• SEITENTEXT:
2.2 Angebote außerhalb der Schule

Im folgenden soll eine Aufschlüsselung hinsichtlich der Zielgruppen ansatzweise versucht werden, um auf die Bedeutung der außerschulischen Angebote einzugehen.

Die musikalischen Angebote, gerade im Grundschulbereich, werden Kinder aller Gesellschafts- und Einkommensschichten ansprechen. Das ist im Sinne der Chancengleichheit geradezu eine Bedingung für diese Angebote.

- Unter diesen Kindern wird ein Teil sein, der zwar das Angebot zunächst wahrnimmt, die Beschäftigung mit der Musik aber – aus welchen Gründen auch immer – nach einer gewissen Zeit nicht fortsetzt.

- Des weiteren wird es einen Teil von Kindern geben, die solche musikalischen Betreuungs- und Bildungsangebote quasi begleitend für die Dauer der Schulzeit nutzen wird.

- Ein weiterer Teil wird, und das ist im Sinne der Entwicklung der Breitenkultur wünschens-wert, den Weg in ein Ensemble der Laienmusikbewegung finden.

- Und es wird einen Teil von Kindern geben, bei denen sich früh eine ausgesprochene musikalische Begabung herausstellt, die dann durch entsprechende Förderung zu einer Leistungsspitze führen. Hier hätten wir es dann mit künftigen MusikstudentInnen zu tun, die als Profis der nächsten Generation für die Aufrechterhaltung unserer reichhaltigen Musikkultur verantwortlich sind.

- Wir machen uns jedoch Sorgen um die Ausbildungsmöglichkeiten derjenigen Jugendlichen, bei denen zwar eine musikalische Begabung und eine Neigung zu einem Musikberuf vorhanden sind, die jedoch auf Grund der Belastungen durch die Schule nicht in der Lage sind, die Instrumentale bzw. vokale „Mittelstufe“ in ausreichender Tiefe zu bewältigen. In der Konsequenz bedeutet das für die Musikhochschulen, dass – neben den erwähnten „Überfliegern“ – junge Leute eine Ausbildung beginnen, denen gefestigte technische Grundlagen fehlen, was zu einer „Austrocknung“ der Hochschulen führen könnte. Dies wäre um so beklagenswerter weil, im Vergleich zu vor zwanzig Jahren, durchaus eine ausreichende Anzahl gut ausgebildeter Instrumental- und Vokalpädagogen vorhanden ist. Sollte diese Entwicklung eintreffen, sind nachhaltige Schäden für die Musikkultur unseres Landes zu befürchten.

• ARBEITSAUFTRAG 1:
Welche Wörter stehen im Seitentext in Anführungszeichen? Liste sie alle auf.
• ARBEITSAUFTRAG 2:
Schreibe den Abschnitt des Seitentexts zwischen „Die musikalischen Angebote, gerade“ und „für diese Angebote.“ einschließlich dieser beiden Stellen wortgetreu ab.

• DATENAUSZUG:
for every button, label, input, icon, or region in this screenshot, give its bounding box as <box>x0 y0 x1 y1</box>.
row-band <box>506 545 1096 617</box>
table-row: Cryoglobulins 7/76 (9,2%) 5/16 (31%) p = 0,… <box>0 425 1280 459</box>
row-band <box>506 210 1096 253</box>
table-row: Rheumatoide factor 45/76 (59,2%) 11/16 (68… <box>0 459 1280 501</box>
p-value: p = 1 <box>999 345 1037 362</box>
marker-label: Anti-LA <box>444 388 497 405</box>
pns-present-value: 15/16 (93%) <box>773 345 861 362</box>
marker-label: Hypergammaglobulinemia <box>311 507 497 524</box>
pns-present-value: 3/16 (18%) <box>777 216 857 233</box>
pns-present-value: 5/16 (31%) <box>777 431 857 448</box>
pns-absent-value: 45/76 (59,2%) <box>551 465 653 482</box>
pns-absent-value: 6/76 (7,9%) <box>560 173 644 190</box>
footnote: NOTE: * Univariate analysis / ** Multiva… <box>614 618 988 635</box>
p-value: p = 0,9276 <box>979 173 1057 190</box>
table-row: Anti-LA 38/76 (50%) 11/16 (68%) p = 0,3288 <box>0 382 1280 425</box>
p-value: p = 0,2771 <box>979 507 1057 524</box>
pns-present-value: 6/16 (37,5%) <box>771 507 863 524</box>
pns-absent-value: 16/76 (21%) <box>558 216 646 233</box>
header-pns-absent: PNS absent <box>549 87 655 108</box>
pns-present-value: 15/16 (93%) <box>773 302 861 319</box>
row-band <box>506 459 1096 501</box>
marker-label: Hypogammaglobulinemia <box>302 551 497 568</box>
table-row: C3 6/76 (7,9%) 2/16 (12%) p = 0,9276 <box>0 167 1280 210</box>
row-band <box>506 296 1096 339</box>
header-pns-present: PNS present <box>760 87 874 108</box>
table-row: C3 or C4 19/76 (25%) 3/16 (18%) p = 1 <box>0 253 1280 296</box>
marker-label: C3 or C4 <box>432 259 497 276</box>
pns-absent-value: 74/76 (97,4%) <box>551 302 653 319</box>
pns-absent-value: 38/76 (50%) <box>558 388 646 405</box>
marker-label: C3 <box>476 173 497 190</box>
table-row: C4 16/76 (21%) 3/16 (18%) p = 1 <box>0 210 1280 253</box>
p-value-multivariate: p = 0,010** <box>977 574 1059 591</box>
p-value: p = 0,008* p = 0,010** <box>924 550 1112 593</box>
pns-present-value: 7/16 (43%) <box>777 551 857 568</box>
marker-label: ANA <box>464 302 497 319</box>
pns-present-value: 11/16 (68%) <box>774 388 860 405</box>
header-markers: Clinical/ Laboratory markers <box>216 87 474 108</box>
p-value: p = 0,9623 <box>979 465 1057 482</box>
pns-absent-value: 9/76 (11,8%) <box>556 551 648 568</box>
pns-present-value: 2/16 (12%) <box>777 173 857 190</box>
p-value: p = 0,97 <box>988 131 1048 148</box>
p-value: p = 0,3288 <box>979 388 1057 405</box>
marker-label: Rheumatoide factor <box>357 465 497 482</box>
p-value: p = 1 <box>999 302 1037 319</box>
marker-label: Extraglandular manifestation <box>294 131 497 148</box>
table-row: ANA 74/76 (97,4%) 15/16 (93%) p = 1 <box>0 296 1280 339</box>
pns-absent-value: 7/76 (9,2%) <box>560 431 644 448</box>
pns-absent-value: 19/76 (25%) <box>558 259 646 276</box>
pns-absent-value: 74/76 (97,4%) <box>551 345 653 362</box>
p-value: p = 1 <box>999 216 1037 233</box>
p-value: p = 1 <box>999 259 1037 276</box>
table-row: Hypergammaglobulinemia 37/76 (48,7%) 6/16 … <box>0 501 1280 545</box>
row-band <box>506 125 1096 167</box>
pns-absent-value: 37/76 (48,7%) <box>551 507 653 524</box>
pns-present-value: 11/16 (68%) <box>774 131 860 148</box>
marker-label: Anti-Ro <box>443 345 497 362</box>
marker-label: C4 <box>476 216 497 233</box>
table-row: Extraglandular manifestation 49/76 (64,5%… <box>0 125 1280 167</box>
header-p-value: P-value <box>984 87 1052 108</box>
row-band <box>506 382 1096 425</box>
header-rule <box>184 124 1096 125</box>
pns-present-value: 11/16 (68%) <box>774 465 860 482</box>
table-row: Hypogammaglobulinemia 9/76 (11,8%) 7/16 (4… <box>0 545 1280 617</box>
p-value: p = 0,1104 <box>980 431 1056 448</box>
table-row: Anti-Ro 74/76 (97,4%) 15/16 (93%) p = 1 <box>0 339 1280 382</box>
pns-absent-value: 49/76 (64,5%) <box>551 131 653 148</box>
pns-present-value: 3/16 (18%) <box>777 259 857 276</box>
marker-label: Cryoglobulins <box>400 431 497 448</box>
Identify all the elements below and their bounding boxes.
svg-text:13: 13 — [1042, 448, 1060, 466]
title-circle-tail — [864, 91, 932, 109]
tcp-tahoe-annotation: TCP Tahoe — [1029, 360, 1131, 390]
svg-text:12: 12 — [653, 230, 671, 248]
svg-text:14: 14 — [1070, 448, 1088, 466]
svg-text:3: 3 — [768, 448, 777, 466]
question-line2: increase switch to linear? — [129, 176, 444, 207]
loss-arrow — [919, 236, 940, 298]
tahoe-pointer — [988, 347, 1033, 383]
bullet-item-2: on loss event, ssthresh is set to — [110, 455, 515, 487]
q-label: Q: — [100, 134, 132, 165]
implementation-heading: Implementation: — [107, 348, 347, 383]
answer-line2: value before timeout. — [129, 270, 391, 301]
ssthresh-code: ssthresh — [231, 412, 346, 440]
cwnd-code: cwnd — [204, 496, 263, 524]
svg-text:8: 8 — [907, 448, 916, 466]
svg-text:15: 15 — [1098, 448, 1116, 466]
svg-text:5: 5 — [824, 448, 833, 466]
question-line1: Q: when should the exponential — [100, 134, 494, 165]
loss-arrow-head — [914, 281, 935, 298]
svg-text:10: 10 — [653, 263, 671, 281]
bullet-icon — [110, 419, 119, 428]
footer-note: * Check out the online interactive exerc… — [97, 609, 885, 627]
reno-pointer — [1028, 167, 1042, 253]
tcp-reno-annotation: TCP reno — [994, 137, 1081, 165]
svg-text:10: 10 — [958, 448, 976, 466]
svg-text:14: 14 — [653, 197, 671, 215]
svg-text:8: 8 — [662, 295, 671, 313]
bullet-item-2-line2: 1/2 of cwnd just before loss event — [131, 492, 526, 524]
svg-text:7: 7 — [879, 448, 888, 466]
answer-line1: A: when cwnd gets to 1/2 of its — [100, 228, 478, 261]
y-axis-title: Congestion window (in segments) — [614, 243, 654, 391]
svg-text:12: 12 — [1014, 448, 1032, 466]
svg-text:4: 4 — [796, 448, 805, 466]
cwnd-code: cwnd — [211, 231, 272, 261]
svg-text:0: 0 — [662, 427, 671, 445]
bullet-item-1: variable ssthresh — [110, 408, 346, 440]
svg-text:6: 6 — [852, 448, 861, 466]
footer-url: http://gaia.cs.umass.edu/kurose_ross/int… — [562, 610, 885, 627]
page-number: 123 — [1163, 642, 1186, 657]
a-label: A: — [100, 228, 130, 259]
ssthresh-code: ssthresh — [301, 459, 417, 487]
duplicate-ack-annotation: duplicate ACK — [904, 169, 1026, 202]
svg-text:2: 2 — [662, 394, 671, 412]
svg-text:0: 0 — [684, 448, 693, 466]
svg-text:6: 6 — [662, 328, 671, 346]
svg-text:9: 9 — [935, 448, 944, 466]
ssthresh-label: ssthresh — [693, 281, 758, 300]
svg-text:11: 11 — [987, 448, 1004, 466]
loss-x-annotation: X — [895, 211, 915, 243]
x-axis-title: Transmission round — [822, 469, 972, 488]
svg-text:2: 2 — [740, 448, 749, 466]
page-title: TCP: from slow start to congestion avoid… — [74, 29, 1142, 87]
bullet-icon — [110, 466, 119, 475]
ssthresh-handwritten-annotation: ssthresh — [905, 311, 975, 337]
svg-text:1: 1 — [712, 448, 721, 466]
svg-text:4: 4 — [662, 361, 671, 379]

• ANTWORTFELD 1:
Mittelstufe, Überfliegern, Austrocknung

• ANTWORTFELD 2:
Die musikalischen Angebote, gerade im Grundschulbereich, werden Kinder aller Gesellschafts- und Einkommensschichten ansprechen. Das ist im Sinne der Chancengleichheit geradezu eine Bedingung für diese Angebote.